## [Records to process]
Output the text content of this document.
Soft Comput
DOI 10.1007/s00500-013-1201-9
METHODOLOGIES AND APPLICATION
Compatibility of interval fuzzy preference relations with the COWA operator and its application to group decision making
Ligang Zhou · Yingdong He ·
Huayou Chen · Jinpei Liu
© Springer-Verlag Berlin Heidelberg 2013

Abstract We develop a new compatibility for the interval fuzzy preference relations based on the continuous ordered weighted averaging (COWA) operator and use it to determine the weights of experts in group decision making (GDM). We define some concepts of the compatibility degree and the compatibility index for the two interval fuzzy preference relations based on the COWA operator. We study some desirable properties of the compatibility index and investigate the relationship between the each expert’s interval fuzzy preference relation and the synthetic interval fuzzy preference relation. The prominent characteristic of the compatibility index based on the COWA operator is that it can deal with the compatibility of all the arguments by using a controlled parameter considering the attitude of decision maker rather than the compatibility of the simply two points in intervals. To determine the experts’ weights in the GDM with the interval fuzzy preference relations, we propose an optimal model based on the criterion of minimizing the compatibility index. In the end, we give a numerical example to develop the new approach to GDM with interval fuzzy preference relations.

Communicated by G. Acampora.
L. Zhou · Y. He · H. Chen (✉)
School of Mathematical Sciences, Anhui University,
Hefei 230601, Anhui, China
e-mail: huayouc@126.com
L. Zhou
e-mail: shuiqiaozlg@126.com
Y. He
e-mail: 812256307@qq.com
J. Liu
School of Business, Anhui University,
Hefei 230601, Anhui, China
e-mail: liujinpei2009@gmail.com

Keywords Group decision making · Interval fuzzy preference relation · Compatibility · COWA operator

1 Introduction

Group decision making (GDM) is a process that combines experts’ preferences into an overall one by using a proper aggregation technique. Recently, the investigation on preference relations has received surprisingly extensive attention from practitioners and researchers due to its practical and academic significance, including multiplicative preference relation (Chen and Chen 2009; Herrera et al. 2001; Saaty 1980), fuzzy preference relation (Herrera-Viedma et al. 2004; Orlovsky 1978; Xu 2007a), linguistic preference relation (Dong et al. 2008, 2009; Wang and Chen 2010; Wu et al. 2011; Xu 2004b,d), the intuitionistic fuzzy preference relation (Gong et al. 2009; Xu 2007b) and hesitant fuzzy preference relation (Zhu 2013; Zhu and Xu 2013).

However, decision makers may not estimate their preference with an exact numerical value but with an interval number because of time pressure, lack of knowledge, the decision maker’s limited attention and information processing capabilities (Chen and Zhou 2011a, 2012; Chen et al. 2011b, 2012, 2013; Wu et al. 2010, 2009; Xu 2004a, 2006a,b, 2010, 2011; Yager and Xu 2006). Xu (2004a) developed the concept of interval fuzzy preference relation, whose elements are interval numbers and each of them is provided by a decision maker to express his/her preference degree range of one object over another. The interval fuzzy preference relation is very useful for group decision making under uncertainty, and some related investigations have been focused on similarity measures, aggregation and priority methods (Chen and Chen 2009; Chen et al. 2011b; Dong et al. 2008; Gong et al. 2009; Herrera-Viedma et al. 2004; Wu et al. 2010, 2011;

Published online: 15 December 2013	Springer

==

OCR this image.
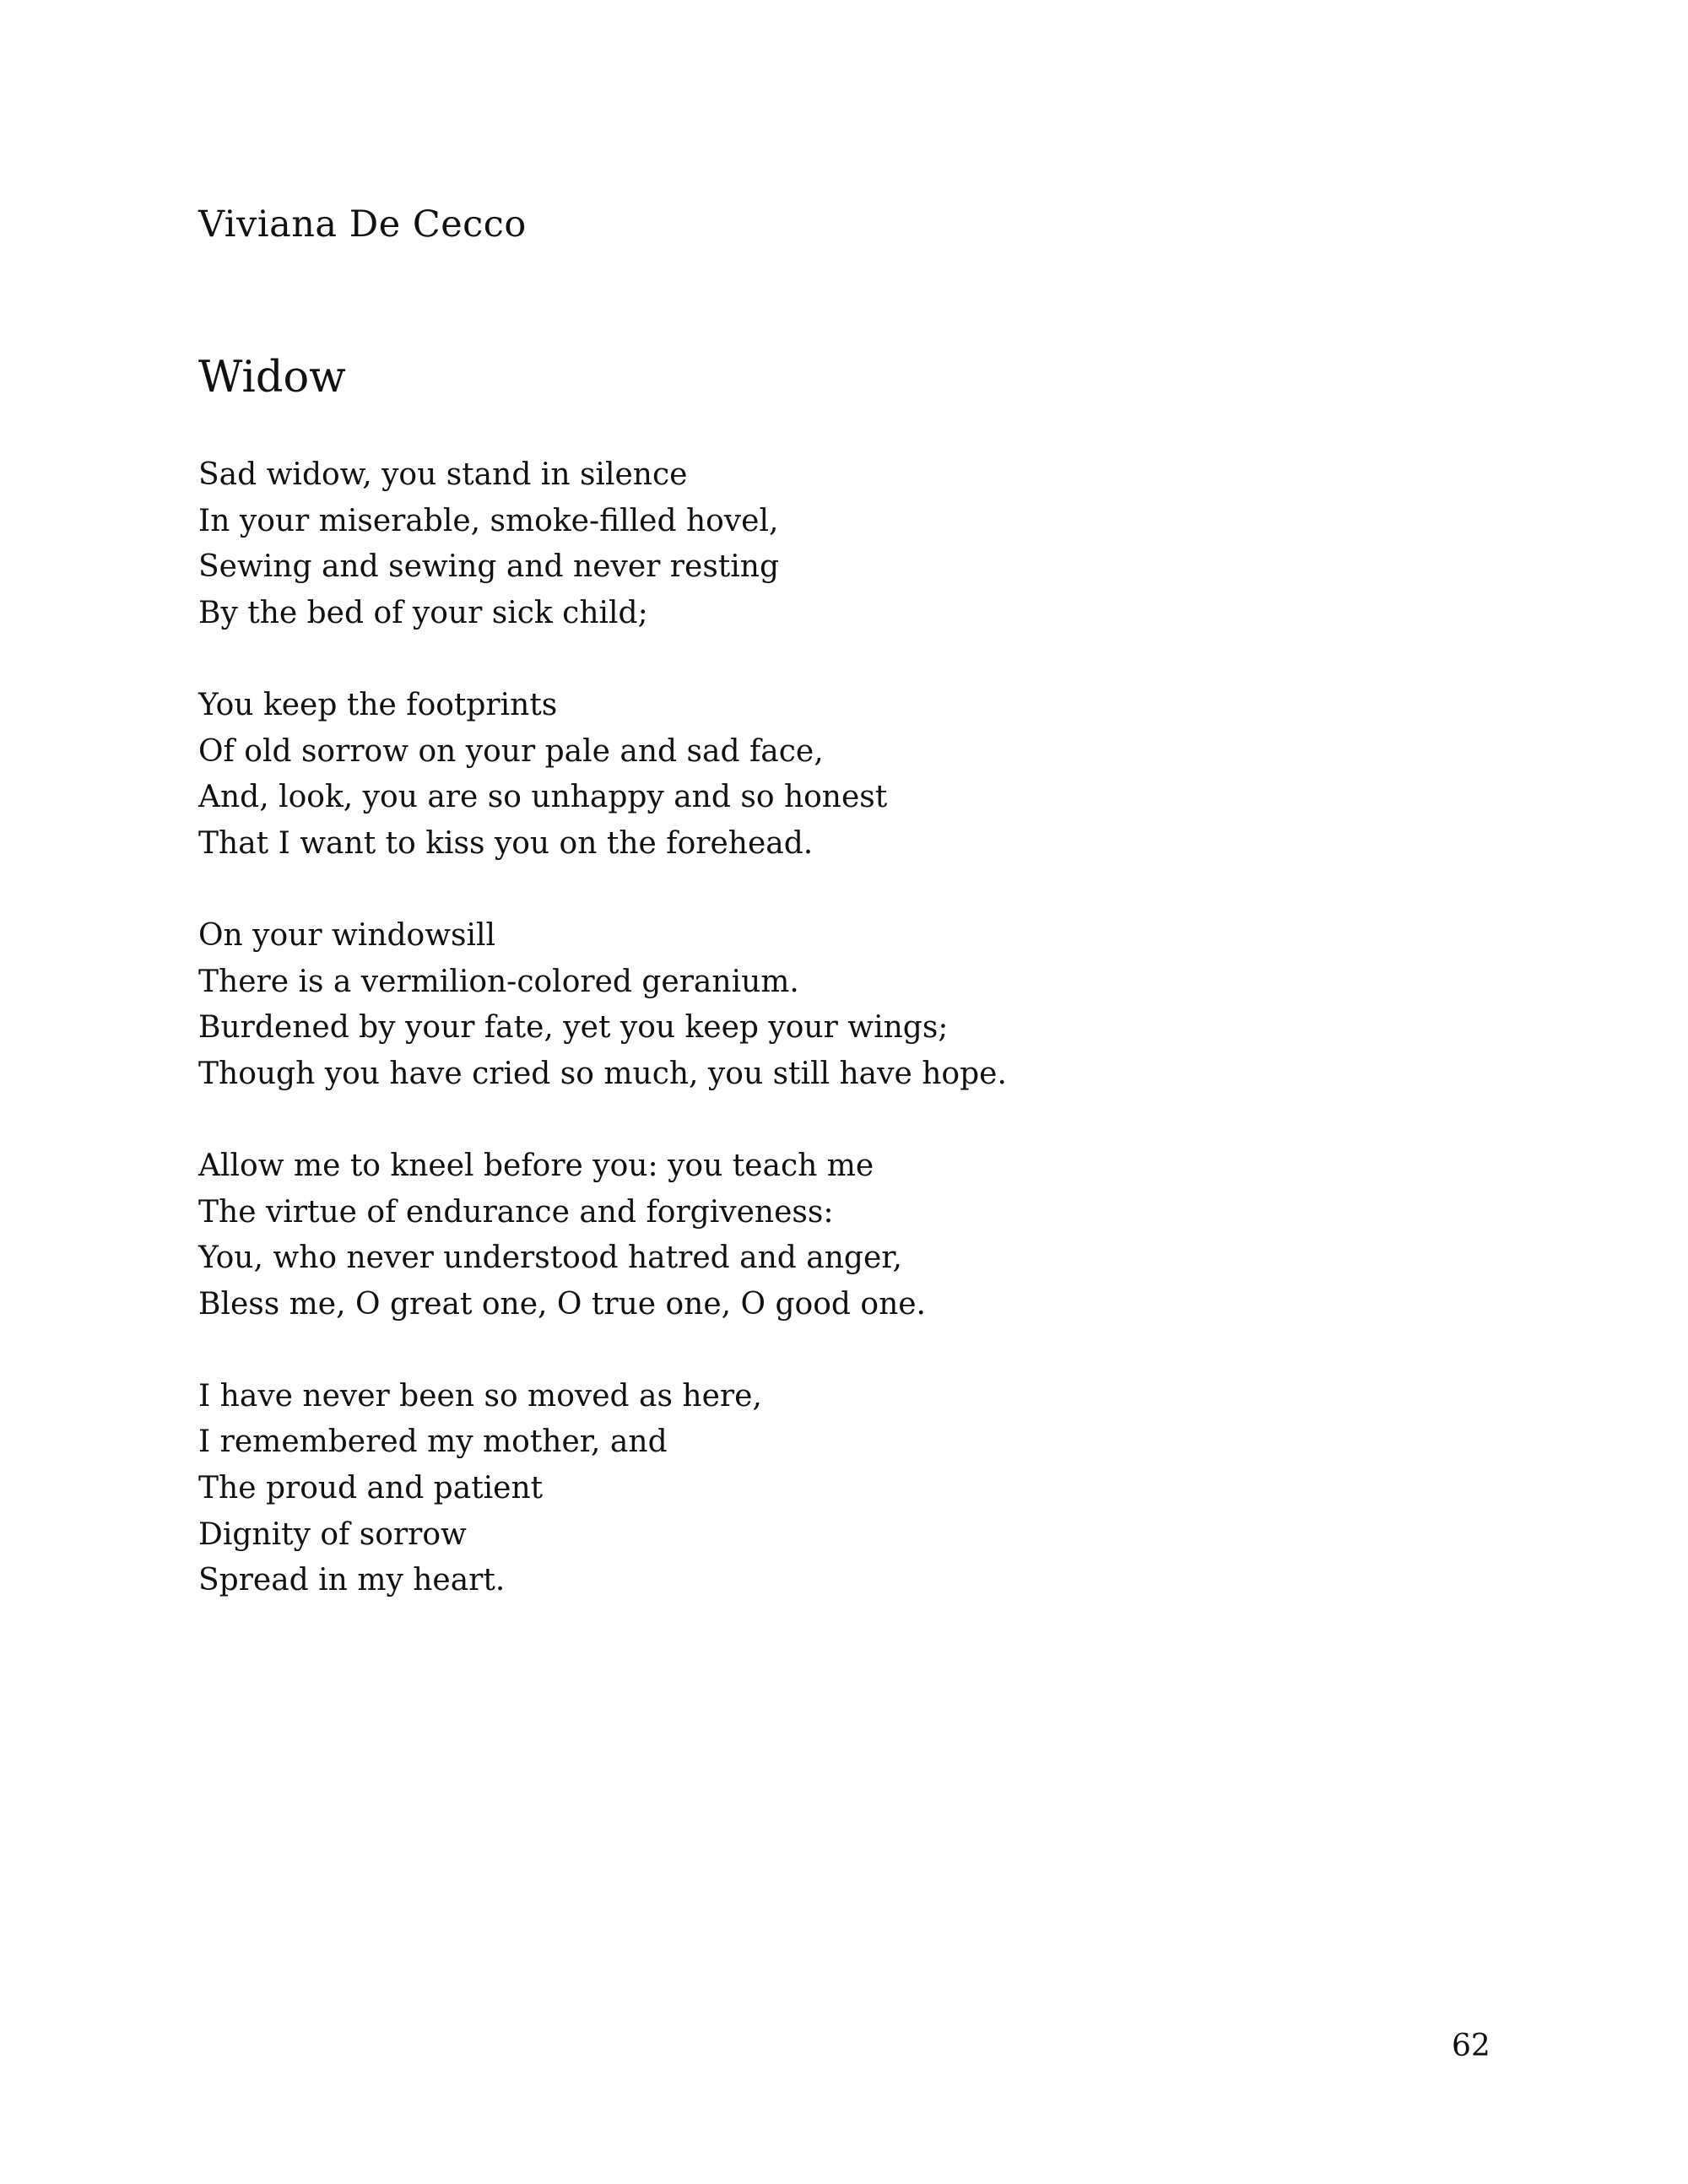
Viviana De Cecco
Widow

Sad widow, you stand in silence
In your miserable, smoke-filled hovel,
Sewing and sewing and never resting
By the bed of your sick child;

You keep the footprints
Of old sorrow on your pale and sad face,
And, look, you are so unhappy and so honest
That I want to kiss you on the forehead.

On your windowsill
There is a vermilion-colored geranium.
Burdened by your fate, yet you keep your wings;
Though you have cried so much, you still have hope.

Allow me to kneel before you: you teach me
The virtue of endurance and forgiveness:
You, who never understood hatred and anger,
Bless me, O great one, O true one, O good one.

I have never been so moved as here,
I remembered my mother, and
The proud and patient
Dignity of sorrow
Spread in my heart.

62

## [Task requirements]
Where a line holds "never", copy that line.

## [Response to the task]
Sewing and sewing and never resting
You, who never understood hatred and anger,
I have never been so moved as here,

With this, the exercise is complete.